Exercise instructions → Reproduce every line of the listing as written, apart from the pictures.

Extracted records
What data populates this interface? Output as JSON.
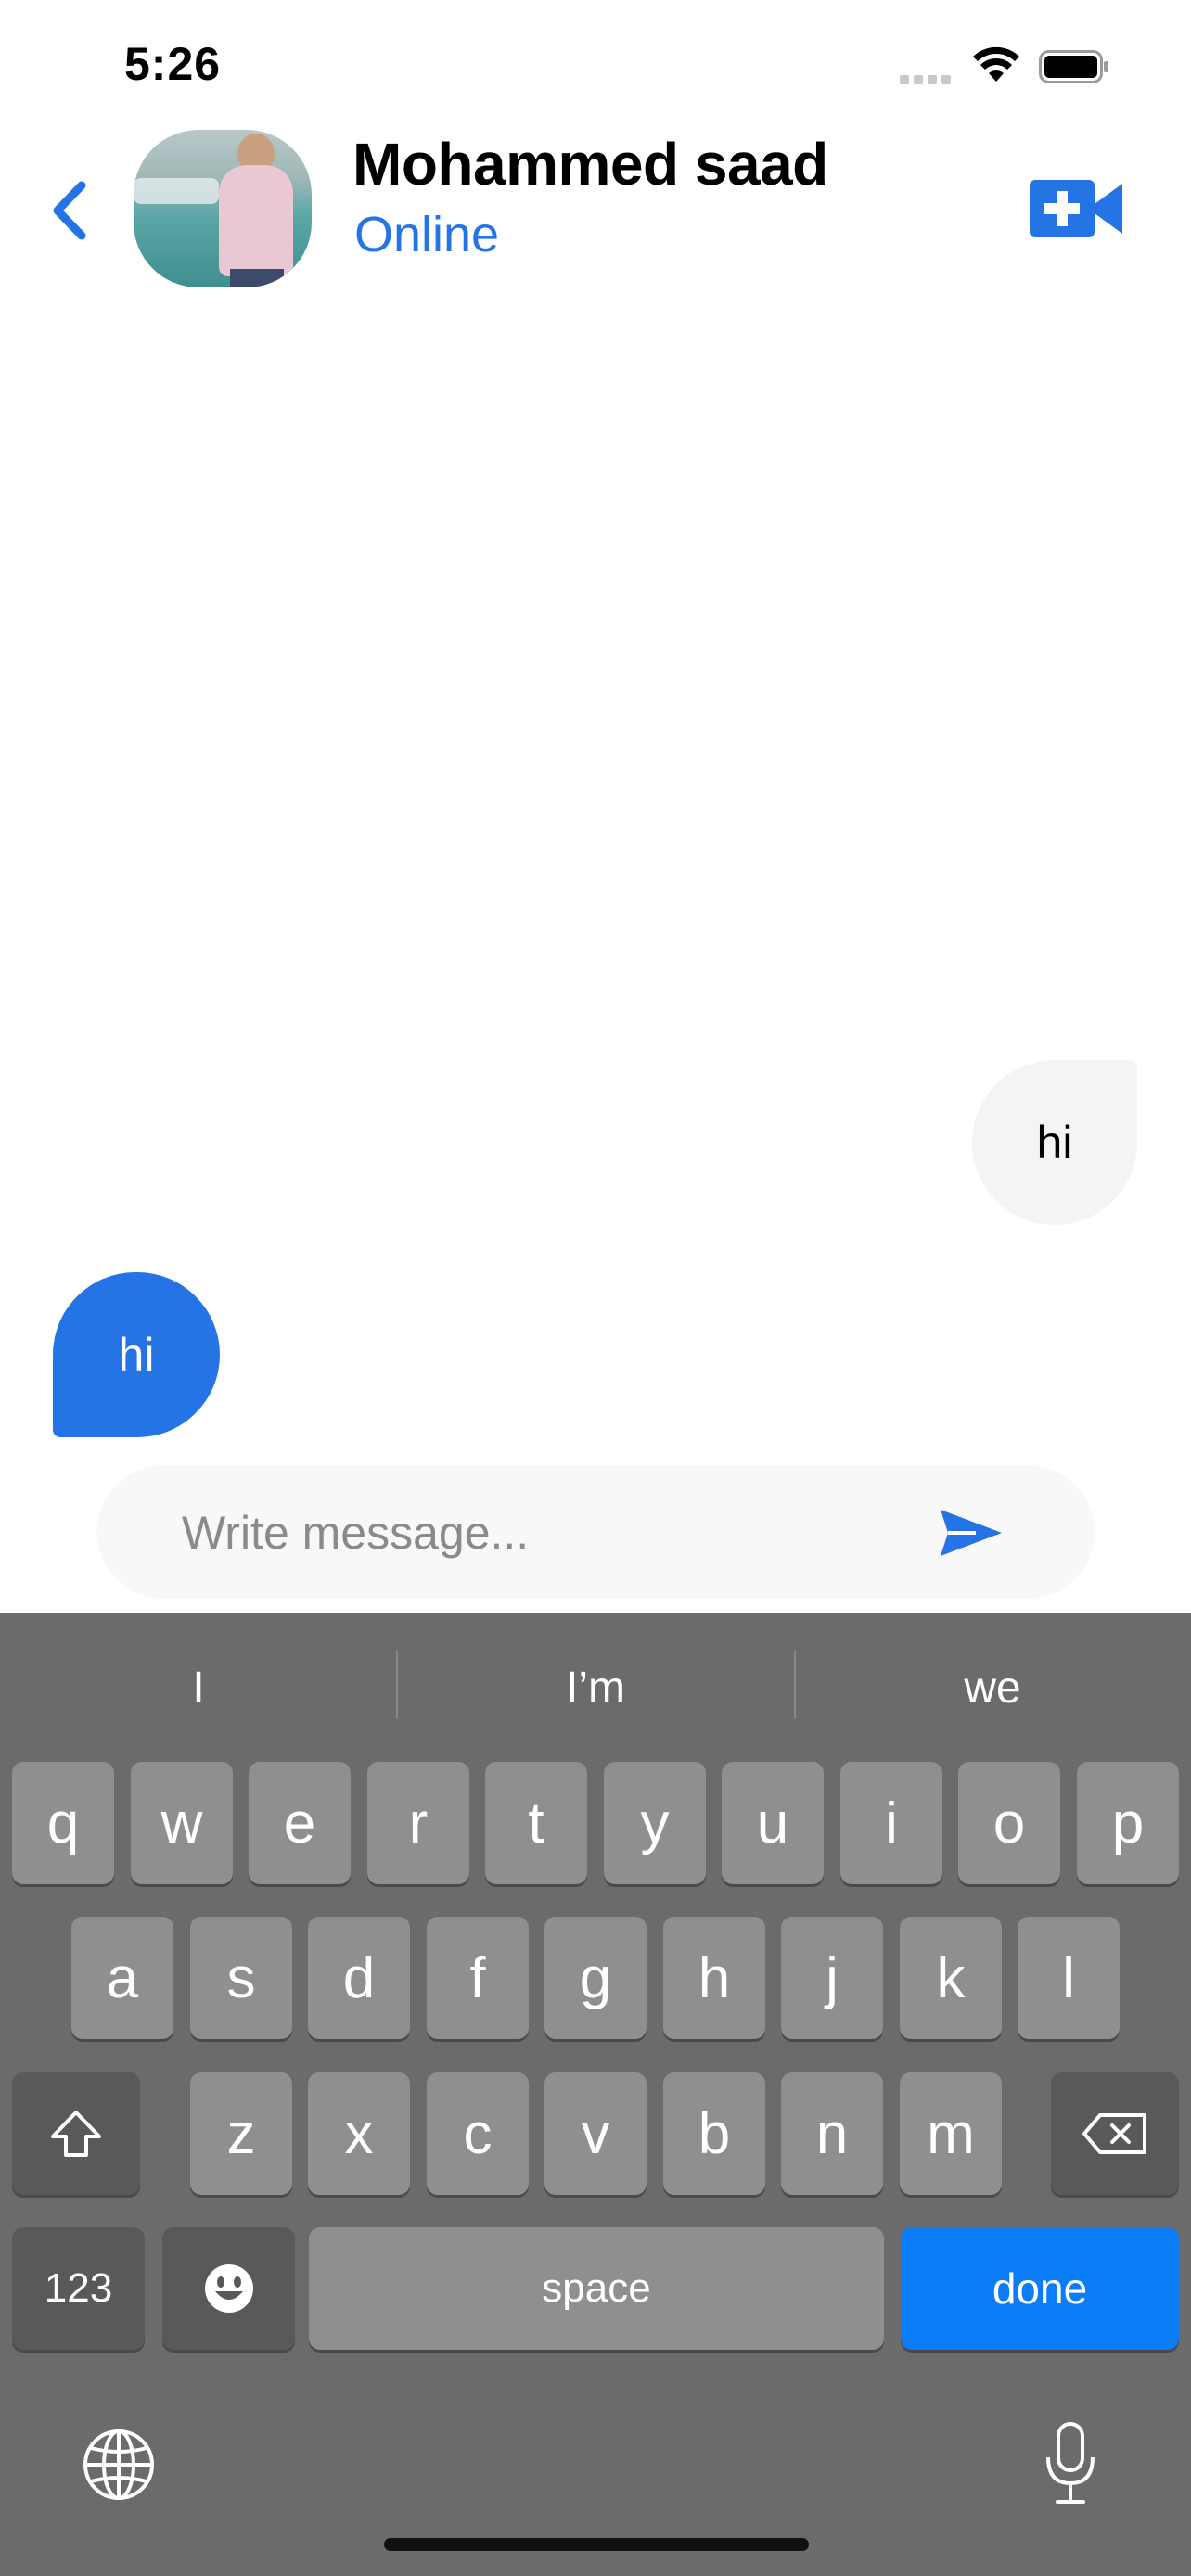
{
  "status_bar": {
    "time": "5:26"
  },
  "header": {
    "name": "Mohammed saad",
    "status": "Online"
  },
  "messages": [
    {
      "side": "received",
      "text": "hi"
    },
    {
      "side": "sent",
      "text": "hi"
    }
  ],
  "composer": {
    "placeholder": "Write message...",
    "value": ""
  },
  "keyboard": {
    "suggestions": [
      "I",
      "I’m",
      "we"
    ],
    "row1": [
      "q",
      "w",
      "e",
      "r",
      "t",
      "y",
      "u",
      "i",
      "o",
      "p"
    ],
    "row2": [
      "a",
      "s",
      "d",
      "f",
      "g",
      "h",
      "j",
      "k",
      "l"
    ],
    "row3": [
      "z",
      "x",
      "c",
      "v",
      "b",
      "n",
      "m"
    ],
    "numbers_label": "123",
    "space_label": "space",
    "done_label": "done"
  },
  "colors": {
    "accent": "#2474e5",
    "incoming_bubble": "#f4f4f4",
    "keyboard_bg": "#6b6b6b",
    "done_key": "#0a7cf8"
  },
  "icons": [
    "back-chevron-icon",
    "video-call-icon",
    "send-icon",
    "shift-icon",
    "backspace-icon",
    "emoji-icon",
    "globe-icon",
    "microphone-icon",
    "wifi-icon",
    "battery-icon",
    "signal-icon"
  ]
}
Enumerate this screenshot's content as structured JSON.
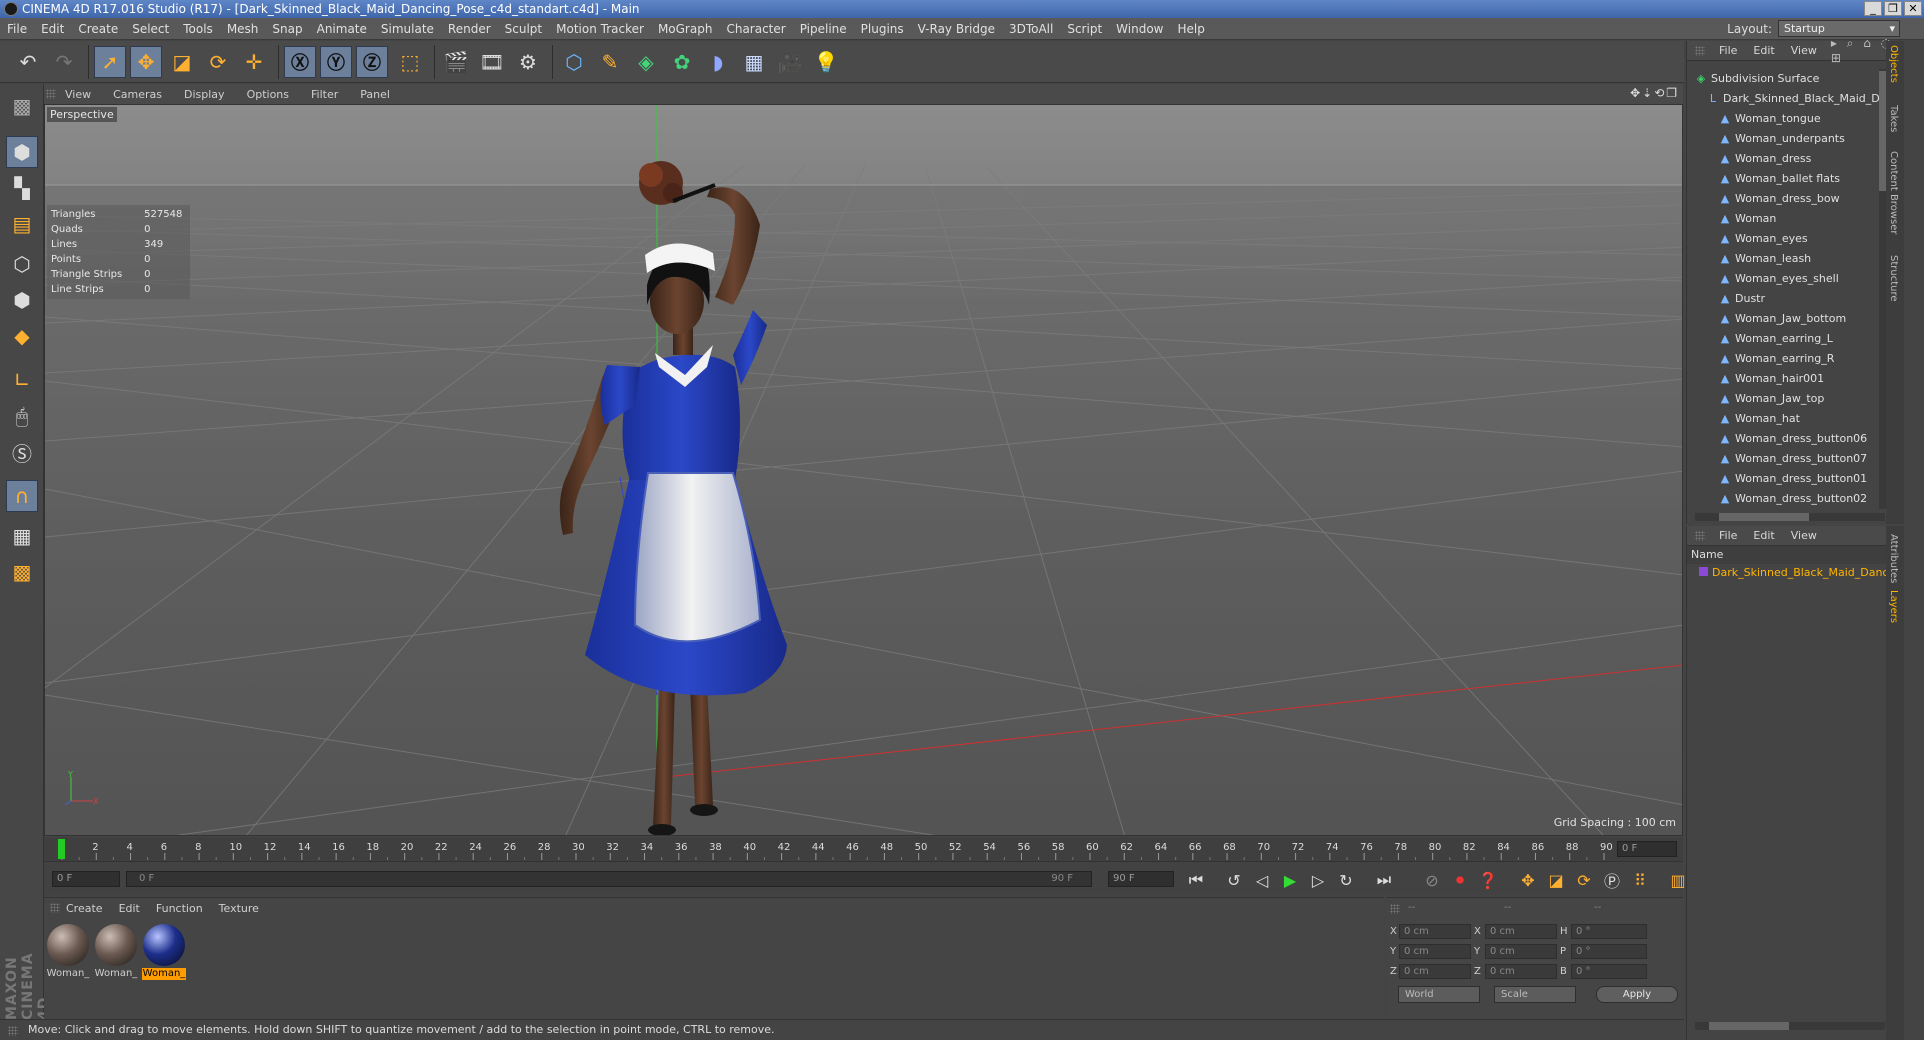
{
  "window": {
    "title": "CINEMA 4D R17.016 Studio (R17) - [Dark_Skinned_Black_Maid_Dancing_Pose_c4d_standart.c4d] - Main"
  },
  "menu": [
    "File",
    "Edit",
    "Create",
    "Select",
    "Tools",
    "Mesh",
    "Snap",
    "Animate",
    "Simulate",
    "Render",
    "Sculpt",
    "Motion Tracker",
    "MoGraph",
    "Character",
    "Pipeline",
    "Plugins",
    "V-Ray Bridge",
    "3DToAll",
    "Script",
    "Window",
    "Help"
  ],
  "layout": {
    "label": "Layout:",
    "value": "Startup"
  },
  "viewport": {
    "menu": [
      "View",
      "Cameras",
      "Display",
      "Options",
      "Filter",
      "Panel"
    ],
    "camera_label": "Perspective",
    "grid_spacing": "Grid Spacing : 100 cm",
    "stats": [
      {
        "label": "Triangles",
        "value": "527548"
      },
      {
        "label": "Quads",
        "value": "0"
      },
      {
        "label": "Lines",
        "value": "349"
      },
      {
        "label": "Points",
        "value": "0"
      },
      {
        "label": "Triangle Strips",
        "value": "0"
      },
      {
        "label": "Line Strips",
        "value": "0"
      }
    ]
  },
  "timeline": {
    "ticks": [
      "0",
      "2",
      "4",
      "6",
      "8",
      "10",
      "12",
      "14",
      "16",
      "18",
      "20",
      "22",
      "24",
      "26",
      "28",
      "30",
      "32",
      "34",
      "36",
      "38",
      "40",
      "42",
      "44",
      "46",
      "48",
      "50",
      "52",
      "54",
      "56",
      "58",
      "60",
      "62",
      "64",
      "66",
      "68",
      "70",
      "72",
      "74",
      "76",
      "78",
      "80",
      "82",
      "84",
      "86",
      "88",
      "90"
    ],
    "current_frame": "0 F",
    "start_field": "0 F",
    "range_start": "0 F",
    "range_end": "90 F",
    "end_field": "90 F"
  },
  "materials": {
    "menu": [
      "Create",
      "Edit",
      "Function",
      "Texture"
    ],
    "items": [
      {
        "label": "Woman_",
        "color": "#6b5a52"
      },
      {
        "label": "Woman_",
        "color": "#6b5a52"
      },
      {
        "label": "Woman_",
        "color": "#1c2e8a"
      }
    ]
  },
  "coordinates": {
    "headers": [
      "--",
      "--",
      "--"
    ],
    "rows": [
      {
        "a": "X",
        "av": "0 cm",
        "b": "X",
        "bv": "0 cm",
        "c": "H",
        "cv": "0 °"
      },
      {
        "a": "Y",
        "av": "0 cm",
        "b": "Y",
        "bv": "0 cm",
        "c": "P",
        "cv": "0 °"
      },
      {
        "a": "Z",
        "av": "0 cm",
        "b": "Z",
        "bv": "0 cm",
        "c": "B",
        "cv": "0 °"
      }
    ],
    "mode": "World",
    "scale": "Scale",
    "apply": "Apply"
  },
  "status": "Move: Click and drag to move elements. Hold down SHIFT to quantize movement / add to the selection in point mode, CTRL to remove.",
  "branding": "MAXON CINEMA 4D",
  "objects": {
    "menu": [
      "File",
      "Edit",
      "View"
    ],
    "items": [
      {
        "label": "Subdivision Surface",
        "indent": 0,
        "green": true
      },
      {
        "label": "Dark_Skinned_Black_Maid_Danc",
        "indent": 1,
        "green": false
      },
      {
        "label": "Woman_tongue",
        "indent": 2,
        "green": false
      },
      {
        "label": "Woman_underpants",
        "indent": 2,
        "green": false
      },
      {
        "label": "Woman_dress",
        "indent": 2,
        "green": false
      },
      {
        "label": "Woman_ballet flats",
        "indent": 2,
        "green": false
      },
      {
        "label": "Woman_dress_bow",
        "indent": 2,
        "green": false
      },
      {
        "label": "Woman",
        "indent": 2,
        "green": false
      },
      {
        "label": "Woman_eyes",
        "indent": 2,
        "green": false
      },
      {
        "label": "Woman_leash",
        "indent": 2,
        "green": false
      },
      {
        "label": "Woman_eyes_shell",
        "indent": 2,
        "green": false
      },
      {
        "label": "Dustr",
        "indent": 2,
        "green": false
      },
      {
        "label": "Woman_Jaw_bottom",
        "indent": 2,
        "green": false
      },
      {
        "label": "Woman_earring_L",
        "indent": 2,
        "green": false
      },
      {
        "label": "Woman_earring_R",
        "indent": 2,
        "green": false
      },
      {
        "label": "Woman_hair001",
        "indent": 2,
        "green": false
      },
      {
        "label": "Woman_Jaw_top",
        "indent": 2,
        "green": false
      },
      {
        "label": "Woman_hat",
        "indent": 2,
        "green": false
      },
      {
        "label": "Woman_dress_button06",
        "indent": 2,
        "green": false
      },
      {
        "label": "Woman_dress_button07",
        "indent": 2,
        "green": false
      },
      {
        "label": "Woman_dress_button01",
        "indent": 2,
        "green": false
      },
      {
        "label": "Woman_dress_button02",
        "indent": 2,
        "green": false
      }
    ],
    "side_tabs": [
      "Objects",
      "Takes",
      "Content Browser",
      "Structure"
    ]
  },
  "layers": {
    "menu": [
      "File",
      "Edit",
      "View"
    ],
    "column": "Name",
    "item": "Dark_Skinned_Black_Maid_Dancing_",
    "side_tabs": [
      "Attributes",
      "Layers"
    ]
  }
}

Exercise output →
What data populates this interface? Output as JSON.
{
  "status_bar": {
    "time": "5:26"
  },
  "header": {
    "name": "Mohammed saad",
    "status": "Online"
  },
  "messages": [
    {
      "side": "received",
      "text": "hi"
    },
    {
      "side": "sent",
      "text": "hi"
    }
  ],
  "composer": {
    "placeholder": "Write message...",
    "value": ""
  },
  "keyboard": {
    "suggestions": [
      "I",
      "I’m",
      "we"
    ],
    "row1": [
      "q",
      "w",
      "e",
      "r",
      "t",
      "y",
      "u",
      "i",
      "o",
      "p"
    ],
    "row2": [
      "a",
      "s",
      "d",
      "f",
      "g",
      "h",
      "j",
      "k",
      "l"
    ],
    "row3": [
      "z",
      "x",
      "c",
      "v",
      "b",
      "n",
      "m"
    ],
    "numbers_label": "123",
    "space_label": "space",
    "done_label": "done"
  },
  "colors": {
    "accent": "#2474e5",
    "incoming_bubble": "#f4f4f4",
    "keyboard_bg": "#6b6b6b",
    "done_key": "#0a7cf8"
  },
  "icons": [
    "back-chevron-icon",
    "video-call-icon",
    "send-icon",
    "shift-icon",
    "backspace-icon",
    "emoji-icon",
    "globe-icon",
    "microphone-icon",
    "wifi-icon",
    "battery-icon",
    "signal-icon"
  ]
}
Enumerate this screenshot's content as structured JSON.
{
  "window": {
    "title": "CINEMA 4D R17.016 Studio (R17) - [Dark_Skinned_Black_Maid_Dancing_Pose_c4d_standart.c4d] - Main"
  },
  "menu": [
    "File",
    "Edit",
    "Create",
    "Select",
    "Tools",
    "Mesh",
    "Snap",
    "Animate",
    "Simulate",
    "Render",
    "Sculpt",
    "Motion Tracker",
    "MoGraph",
    "Character",
    "Pipeline",
    "Plugins",
    "V-Ray Bridge",
    "3DToAll",
    "Script",
    "Window",
    "Help"
  ],
  "layout": {
    "label": "Layout:",
    "value": "Startup"
  },
  "viewport": {
    "menu": [
      "View",
      "Cameras",
      "Display",
      "Options",
      "Filter",
      "Panel"
    ],
    "camera_label": "Perspective",
    "grid_spacing": "Grid Spacing : 100 cm",
    "stats": [
      {
        "label": "Triangles",
        "value": "527548"
      },
      {
        "label": "Quads",
        "value": "0"
      },
      {
        "label": "Lines",
        "value": "349"
      },
      {
        "label": "Points",
        "value": "0"
      },
      {
        "label": "Triangle Strips",
        "value": "0"
      },
      {
        "label": "Line Strips",
        "value": "0"
      }
    ]
  },
  "timeline": {
    "ticks": [
      "0",
      "2",
      "4",
      "6",
      "8",
      "10",
      "12",
      "14",
      "16",
      "18",
      "20",
      "22",
      "24",
      "26",
      "28",
      "30",
      "32",
      "34",
      "36",
      "38",
      "40",
      "42",
      "44",
      "46",
      "48",
      "50",
      "52",
      "54",
      "56",
      "58",
      "60",
      "62",
      "64",
      "66",
      "68",
      "70",
      "72",
      "74",
      "76",
      "78",
      "80",
      "82",
      "84",
      "86",
      "88",
      "90"
    ],
    "current_frame": "0 F",
    "start_field": "0 F",
    "range_start": "0 F",
    "range_end": "90 F",
    "end_field": "90 F"
  },
  "materials": {
    "menu": [
      "Create",
      "Edit",
      "Function",
      "Texture"
    ],
    "items": [
      {
        "label": "Woman_",
        "color": "#6b5a52"
      },
      {
        "label": "Woman_",
        "color": "#6b5a52"
      },
      {
        "label": "Woman_",
        "color": "#1c2e8a"
      }
    ]
  },
  "coordinates": {
    "headers": [
      "--",
      "--",
      "--"
    ],
    "rows": [
      {
        "a": "X",
        "av": "0 cm",
        "b": "X",
        "bv": "0 cm",
        "c": "H",
        "cv": "0 °"
      },
      {
        "a": "Y",
        "av": "0 cm",
        "b": "Y",
        "bv": "0 cm",
        "c": "P",
        "cv": "0 °"
      },
      {
        "a": "Z",
        "av": "0 cm",
        "b": "Z",
        "bv": "0 cm",
        "c": "B",
        "cv": "0 °"
      }
    ],
    "mode": "World",
    "scale": "Scale",
    "apply": "Apply"
  },
  "status": "Move: Click and drag to move elements. Hold down SHIFT to quantize movement / add to the selection in point mode, CTRL to remove.",
  "branding": "MAXON CINEMA 4D",
  "objects": {
    "menu": [
      "File",
      "Edit",
      "View"
    ],
    "items": [
      {
        "label": "Subdivision Surface",
        "indent": 0,
        "green": true
      },
      {
        "label": "Dark_Skinned_Black_Maid_Danc",
        "indent": 1,
        "green": false
      },
      {
        "label": "Woman_tongue",
        "indent": 2,
        "green": false
      },
      {
        "label": "Woman_underpants",
        "indent": 2,
        "green": false
      },
      {
        "label": "Woman_dress",
        "indent": 2,
        "green": false
      },
      {
        "label": "Woman_ballet flats",
        "indent": 2,
        "green": false
      },
      {
        "label": "Woman_dress_bow",
        "indent": 2,
        "green": false
      },
      {
        "label": "Woman",
        "indent": 2,
        "green": false
      },
      {
        "label": "Woman_eyes",
        "indent": 2,
        "green": false
      },
      {
        "label": "Woman_leash",
        "indent": 2,
        "green": false
      },
      {
        "label": "Woman_eyes_shell",
        "indent": 2,
        "green": false
      },
      {
        "label": "Dustr",
        "indent": 2,
        "green": false
      },
      {
        "label": "Woman_Jaw_bottom",
        "indent": 2,
        "green": false
      },
      {
        "label": "Woman_earring_L",
        "indent": 2,
        "green": false
      },
      {
        "label": "Woman_earring_R",
        "indent": 2,
        "green": false
      },
      {
        "label": "Woman_hair001",
        "indent": 2,
        "green": false
      },
      {
        "label": "Woman_Jaw_top",
        "indent": 2,
        "green": false
      },
      {
        "label": "Woman_hat",
        "indent": 2,
        "green": false
      },
      {
        "label": "Woman_dress_button06",
        "indent": 2,
        "green": false
      },
      {
        "label": "Woman_dress_button07",
        "indent": 2,
        "green": false
      },
      {
        "label": "Woman_dress_button01",
        "indent": 2,
        "green": false
      },
      {
        "label": "Woman_dress_button02",
        "indent": 2,
        "green": false
      }
    ],
    "side_tabs": [
      "Objects",
      "Takes",
      "Content Browser",
      "Structure"
    ]
  },
  "layers": {
    "menu": [
      "File",
      "Edit",
      "View"
    ],
    "column": "Name",
    "item": "Dark_Skinned_Black_Maid_Dancing_",
    "side_tabs": [
      "Attributes",
      "Layers"
    ]
  }
}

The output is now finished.